= Instructions to follow =
Which lines below hold the word "xlabel"? Copy all of them.

"""

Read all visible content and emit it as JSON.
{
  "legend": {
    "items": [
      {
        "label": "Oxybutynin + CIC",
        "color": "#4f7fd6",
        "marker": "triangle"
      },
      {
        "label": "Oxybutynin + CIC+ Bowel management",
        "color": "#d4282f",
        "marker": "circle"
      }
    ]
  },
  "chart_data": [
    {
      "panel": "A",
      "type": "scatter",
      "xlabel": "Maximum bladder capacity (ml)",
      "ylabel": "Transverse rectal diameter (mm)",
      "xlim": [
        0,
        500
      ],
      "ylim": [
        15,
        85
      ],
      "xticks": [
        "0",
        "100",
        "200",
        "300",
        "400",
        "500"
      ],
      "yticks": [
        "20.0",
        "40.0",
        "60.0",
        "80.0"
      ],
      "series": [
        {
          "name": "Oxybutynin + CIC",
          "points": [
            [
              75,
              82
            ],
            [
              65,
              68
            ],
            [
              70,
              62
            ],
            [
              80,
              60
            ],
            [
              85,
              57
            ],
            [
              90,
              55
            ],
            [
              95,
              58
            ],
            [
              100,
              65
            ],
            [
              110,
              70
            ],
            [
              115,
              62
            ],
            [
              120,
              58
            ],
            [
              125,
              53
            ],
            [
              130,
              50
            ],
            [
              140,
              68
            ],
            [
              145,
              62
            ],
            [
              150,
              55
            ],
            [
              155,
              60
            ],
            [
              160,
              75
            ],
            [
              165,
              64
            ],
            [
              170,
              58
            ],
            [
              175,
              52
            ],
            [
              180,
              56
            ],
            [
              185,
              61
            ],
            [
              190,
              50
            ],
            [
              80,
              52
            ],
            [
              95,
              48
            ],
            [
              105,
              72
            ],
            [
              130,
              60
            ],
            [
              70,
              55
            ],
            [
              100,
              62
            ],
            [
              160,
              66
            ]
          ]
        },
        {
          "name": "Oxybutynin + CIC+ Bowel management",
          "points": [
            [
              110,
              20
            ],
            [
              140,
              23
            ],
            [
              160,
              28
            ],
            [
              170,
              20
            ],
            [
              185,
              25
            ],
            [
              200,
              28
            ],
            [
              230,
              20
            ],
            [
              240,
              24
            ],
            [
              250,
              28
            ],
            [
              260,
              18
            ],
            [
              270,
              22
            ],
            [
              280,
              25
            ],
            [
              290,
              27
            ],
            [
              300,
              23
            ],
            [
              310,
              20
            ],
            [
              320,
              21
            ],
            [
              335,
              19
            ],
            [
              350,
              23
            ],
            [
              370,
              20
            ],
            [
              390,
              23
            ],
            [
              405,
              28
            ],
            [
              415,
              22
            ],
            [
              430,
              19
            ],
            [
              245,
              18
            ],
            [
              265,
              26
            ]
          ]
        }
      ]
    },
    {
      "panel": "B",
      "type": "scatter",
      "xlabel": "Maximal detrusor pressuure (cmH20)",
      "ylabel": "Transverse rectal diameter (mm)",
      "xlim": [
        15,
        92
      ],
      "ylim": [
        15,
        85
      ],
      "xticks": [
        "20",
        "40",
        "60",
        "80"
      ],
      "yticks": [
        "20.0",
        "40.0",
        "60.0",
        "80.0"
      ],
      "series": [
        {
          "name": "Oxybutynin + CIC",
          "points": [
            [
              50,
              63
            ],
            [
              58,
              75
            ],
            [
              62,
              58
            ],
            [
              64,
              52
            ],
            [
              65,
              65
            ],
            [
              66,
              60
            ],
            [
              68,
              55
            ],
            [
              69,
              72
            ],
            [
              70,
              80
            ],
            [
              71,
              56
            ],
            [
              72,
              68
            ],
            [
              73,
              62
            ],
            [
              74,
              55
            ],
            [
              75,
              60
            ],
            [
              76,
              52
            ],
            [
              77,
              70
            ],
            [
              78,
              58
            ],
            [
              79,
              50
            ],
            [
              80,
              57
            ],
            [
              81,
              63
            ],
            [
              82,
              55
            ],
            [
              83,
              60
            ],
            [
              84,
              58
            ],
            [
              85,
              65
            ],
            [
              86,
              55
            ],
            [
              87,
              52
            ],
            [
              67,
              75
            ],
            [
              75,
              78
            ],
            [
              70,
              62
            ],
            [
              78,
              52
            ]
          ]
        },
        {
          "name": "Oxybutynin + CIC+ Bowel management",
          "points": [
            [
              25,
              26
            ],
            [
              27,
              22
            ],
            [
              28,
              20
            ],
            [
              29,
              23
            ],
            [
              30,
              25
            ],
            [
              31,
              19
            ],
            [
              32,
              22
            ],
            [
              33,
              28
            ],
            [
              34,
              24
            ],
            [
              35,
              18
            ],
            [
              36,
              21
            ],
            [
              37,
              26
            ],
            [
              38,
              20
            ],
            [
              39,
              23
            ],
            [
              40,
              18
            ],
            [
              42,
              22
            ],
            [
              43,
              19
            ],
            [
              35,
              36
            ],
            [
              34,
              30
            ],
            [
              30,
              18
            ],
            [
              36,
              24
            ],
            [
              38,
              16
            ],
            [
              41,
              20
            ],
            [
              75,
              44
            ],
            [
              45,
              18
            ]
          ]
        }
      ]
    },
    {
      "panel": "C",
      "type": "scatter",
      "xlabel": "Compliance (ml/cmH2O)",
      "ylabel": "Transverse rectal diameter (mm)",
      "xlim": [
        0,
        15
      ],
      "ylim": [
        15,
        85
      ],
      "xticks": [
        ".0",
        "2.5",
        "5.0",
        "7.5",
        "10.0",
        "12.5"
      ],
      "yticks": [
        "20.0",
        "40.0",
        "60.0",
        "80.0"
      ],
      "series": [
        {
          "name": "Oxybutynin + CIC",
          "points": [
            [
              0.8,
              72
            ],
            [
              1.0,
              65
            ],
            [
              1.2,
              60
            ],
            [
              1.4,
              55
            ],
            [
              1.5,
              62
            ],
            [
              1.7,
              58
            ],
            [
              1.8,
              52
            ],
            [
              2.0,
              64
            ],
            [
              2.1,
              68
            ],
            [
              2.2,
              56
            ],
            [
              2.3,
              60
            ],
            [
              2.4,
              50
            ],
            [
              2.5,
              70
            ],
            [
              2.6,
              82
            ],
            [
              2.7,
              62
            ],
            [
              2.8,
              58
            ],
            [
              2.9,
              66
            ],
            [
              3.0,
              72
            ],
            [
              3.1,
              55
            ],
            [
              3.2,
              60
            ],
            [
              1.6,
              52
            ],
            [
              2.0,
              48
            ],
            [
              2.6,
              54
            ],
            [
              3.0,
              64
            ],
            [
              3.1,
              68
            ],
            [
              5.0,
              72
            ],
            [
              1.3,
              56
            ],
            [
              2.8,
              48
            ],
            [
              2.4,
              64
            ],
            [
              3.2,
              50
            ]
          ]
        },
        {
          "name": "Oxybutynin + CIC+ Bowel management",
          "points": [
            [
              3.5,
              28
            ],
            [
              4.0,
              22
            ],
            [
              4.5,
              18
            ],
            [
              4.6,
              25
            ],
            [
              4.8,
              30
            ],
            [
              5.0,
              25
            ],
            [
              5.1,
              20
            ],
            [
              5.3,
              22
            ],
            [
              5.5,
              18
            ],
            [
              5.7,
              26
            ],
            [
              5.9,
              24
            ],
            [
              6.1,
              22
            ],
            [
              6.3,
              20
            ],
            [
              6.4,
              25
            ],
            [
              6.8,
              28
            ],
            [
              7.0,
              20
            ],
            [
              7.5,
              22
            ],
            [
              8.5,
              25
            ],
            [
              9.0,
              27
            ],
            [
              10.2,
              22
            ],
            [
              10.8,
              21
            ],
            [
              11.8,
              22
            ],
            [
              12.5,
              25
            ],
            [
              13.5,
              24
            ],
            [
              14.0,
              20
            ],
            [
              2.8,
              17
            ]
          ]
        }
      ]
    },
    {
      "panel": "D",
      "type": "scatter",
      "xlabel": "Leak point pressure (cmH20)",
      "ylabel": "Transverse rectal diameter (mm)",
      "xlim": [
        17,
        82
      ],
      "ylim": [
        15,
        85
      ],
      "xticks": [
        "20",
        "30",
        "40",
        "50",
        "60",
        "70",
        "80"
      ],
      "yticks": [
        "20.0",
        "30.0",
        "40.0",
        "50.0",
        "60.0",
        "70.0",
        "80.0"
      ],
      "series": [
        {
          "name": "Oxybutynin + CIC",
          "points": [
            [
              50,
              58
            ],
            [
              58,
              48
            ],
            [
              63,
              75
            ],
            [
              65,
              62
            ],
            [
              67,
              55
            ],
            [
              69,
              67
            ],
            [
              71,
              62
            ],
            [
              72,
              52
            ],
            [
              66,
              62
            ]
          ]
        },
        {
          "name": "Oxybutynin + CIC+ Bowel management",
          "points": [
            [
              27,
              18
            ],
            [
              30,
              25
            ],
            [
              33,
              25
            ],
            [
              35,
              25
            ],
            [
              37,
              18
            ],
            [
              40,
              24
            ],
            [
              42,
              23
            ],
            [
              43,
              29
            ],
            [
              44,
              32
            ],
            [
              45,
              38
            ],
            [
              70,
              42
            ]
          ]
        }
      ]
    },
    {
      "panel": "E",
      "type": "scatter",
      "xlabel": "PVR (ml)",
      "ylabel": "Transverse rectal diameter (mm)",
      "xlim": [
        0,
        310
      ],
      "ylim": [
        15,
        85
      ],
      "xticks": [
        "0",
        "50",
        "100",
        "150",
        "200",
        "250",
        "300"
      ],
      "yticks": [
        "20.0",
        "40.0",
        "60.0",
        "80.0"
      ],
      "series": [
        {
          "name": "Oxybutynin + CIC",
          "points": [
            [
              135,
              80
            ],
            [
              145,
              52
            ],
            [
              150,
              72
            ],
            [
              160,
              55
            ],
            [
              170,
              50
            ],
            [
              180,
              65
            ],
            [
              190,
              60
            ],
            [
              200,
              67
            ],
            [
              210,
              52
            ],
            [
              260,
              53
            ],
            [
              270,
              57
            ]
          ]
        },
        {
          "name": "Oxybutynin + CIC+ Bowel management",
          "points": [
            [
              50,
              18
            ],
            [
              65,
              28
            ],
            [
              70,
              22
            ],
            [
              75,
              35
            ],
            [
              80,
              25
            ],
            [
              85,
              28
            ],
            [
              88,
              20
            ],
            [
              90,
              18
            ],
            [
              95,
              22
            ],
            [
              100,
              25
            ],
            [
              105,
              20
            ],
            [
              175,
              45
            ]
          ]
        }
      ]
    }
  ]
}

"""

= Correct output =
      "xlabel": "Maximum bladder capacity (ml)",
      "xlabel": "Maximal detrusor pressuure (cmH20)",
      "xlabel": "Compliance (ml/cmH2O)",
      "xlabel": "Leak point pressure (cmH20)",
      "xlabel": "PVR (ml)",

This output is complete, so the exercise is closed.